Aim
Look through the data below and return each line where "skin" appears.

Saved entries
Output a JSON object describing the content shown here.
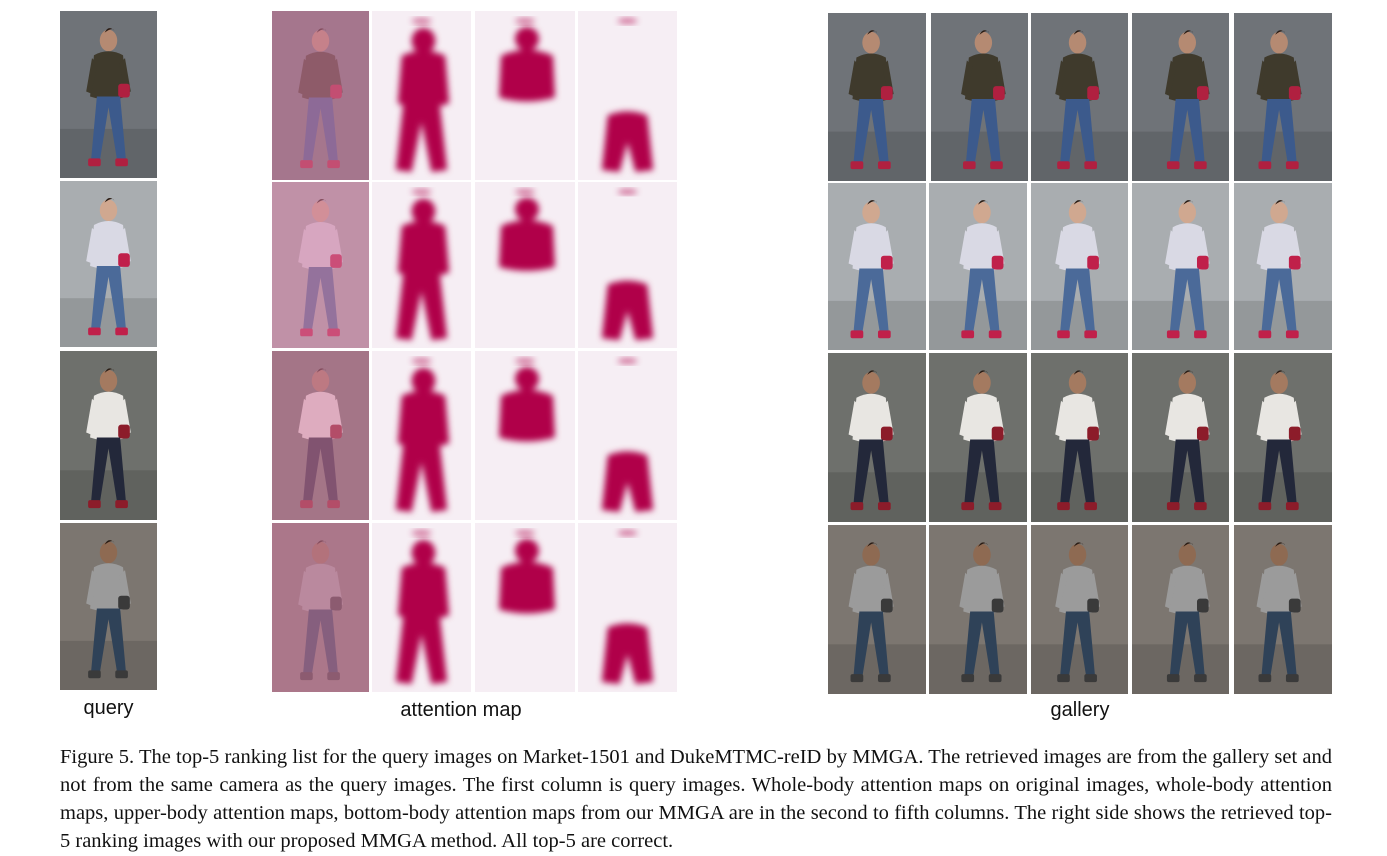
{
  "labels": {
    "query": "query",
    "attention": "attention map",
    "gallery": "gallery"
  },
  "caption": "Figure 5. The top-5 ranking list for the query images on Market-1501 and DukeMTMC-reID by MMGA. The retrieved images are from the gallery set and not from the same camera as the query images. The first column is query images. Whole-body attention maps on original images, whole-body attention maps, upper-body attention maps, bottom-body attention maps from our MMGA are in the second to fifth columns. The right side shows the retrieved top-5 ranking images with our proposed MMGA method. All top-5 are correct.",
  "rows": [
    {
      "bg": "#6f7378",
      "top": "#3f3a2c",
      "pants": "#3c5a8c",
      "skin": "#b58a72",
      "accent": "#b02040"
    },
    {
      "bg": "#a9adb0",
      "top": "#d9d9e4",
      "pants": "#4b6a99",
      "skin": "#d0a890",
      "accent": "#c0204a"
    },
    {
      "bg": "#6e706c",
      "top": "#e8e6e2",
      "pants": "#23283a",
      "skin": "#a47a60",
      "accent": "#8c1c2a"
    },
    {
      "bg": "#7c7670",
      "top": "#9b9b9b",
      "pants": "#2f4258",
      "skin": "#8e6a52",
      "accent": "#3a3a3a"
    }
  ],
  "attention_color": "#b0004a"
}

* * *

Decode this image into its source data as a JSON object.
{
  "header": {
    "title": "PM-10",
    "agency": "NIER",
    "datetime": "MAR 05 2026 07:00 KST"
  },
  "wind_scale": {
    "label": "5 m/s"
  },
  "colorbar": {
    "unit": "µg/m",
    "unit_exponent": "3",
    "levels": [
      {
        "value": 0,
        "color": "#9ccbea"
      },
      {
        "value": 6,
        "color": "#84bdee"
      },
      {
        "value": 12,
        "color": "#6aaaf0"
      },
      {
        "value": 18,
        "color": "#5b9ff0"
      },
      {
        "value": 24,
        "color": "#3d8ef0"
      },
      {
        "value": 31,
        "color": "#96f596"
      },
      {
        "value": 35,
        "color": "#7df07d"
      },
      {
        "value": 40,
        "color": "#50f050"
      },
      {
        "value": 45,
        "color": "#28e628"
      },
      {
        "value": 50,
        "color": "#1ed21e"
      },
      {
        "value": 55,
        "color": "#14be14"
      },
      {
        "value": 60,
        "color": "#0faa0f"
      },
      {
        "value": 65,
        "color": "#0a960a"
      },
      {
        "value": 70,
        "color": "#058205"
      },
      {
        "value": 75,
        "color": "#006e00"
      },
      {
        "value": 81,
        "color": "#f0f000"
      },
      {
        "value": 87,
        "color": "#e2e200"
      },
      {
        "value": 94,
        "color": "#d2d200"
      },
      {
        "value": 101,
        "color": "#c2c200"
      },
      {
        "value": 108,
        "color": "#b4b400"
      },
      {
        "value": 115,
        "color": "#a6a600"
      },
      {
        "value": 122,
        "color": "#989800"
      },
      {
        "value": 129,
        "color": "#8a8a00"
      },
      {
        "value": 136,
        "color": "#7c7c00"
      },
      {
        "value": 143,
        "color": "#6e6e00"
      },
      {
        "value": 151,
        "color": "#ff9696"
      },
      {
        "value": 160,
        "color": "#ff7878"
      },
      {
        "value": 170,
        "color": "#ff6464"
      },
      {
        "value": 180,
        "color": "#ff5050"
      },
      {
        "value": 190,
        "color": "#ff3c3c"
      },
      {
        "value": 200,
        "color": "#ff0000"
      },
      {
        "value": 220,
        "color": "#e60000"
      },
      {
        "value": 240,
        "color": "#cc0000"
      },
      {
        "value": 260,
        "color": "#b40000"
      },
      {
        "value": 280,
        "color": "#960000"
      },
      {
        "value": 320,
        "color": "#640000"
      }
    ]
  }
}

...

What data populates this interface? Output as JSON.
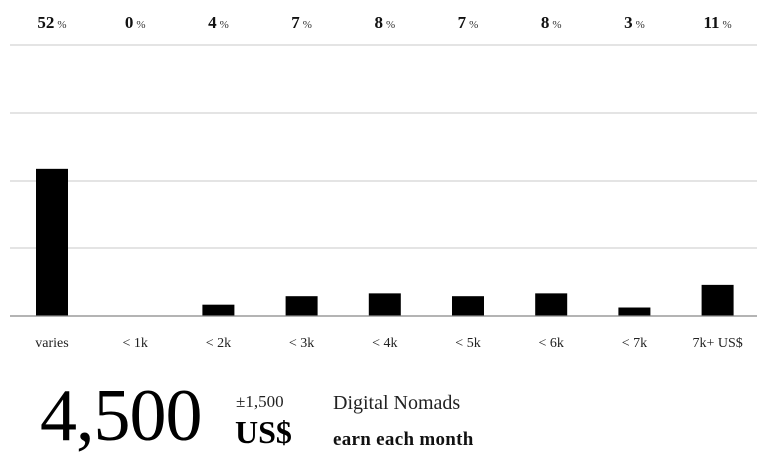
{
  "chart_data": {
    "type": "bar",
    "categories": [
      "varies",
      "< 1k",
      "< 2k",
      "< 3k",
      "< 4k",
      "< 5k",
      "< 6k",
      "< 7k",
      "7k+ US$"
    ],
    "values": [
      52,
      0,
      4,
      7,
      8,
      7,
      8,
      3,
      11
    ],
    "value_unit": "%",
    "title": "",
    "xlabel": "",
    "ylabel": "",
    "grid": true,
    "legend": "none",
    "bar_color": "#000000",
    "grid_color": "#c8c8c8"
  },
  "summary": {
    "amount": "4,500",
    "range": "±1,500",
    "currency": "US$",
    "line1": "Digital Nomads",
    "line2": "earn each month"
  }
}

Written solution
      "skin": "#b58a72",
      "skin": "#d0a890",
      "skin": "#a47a60",
      "skin": "#8e6a52",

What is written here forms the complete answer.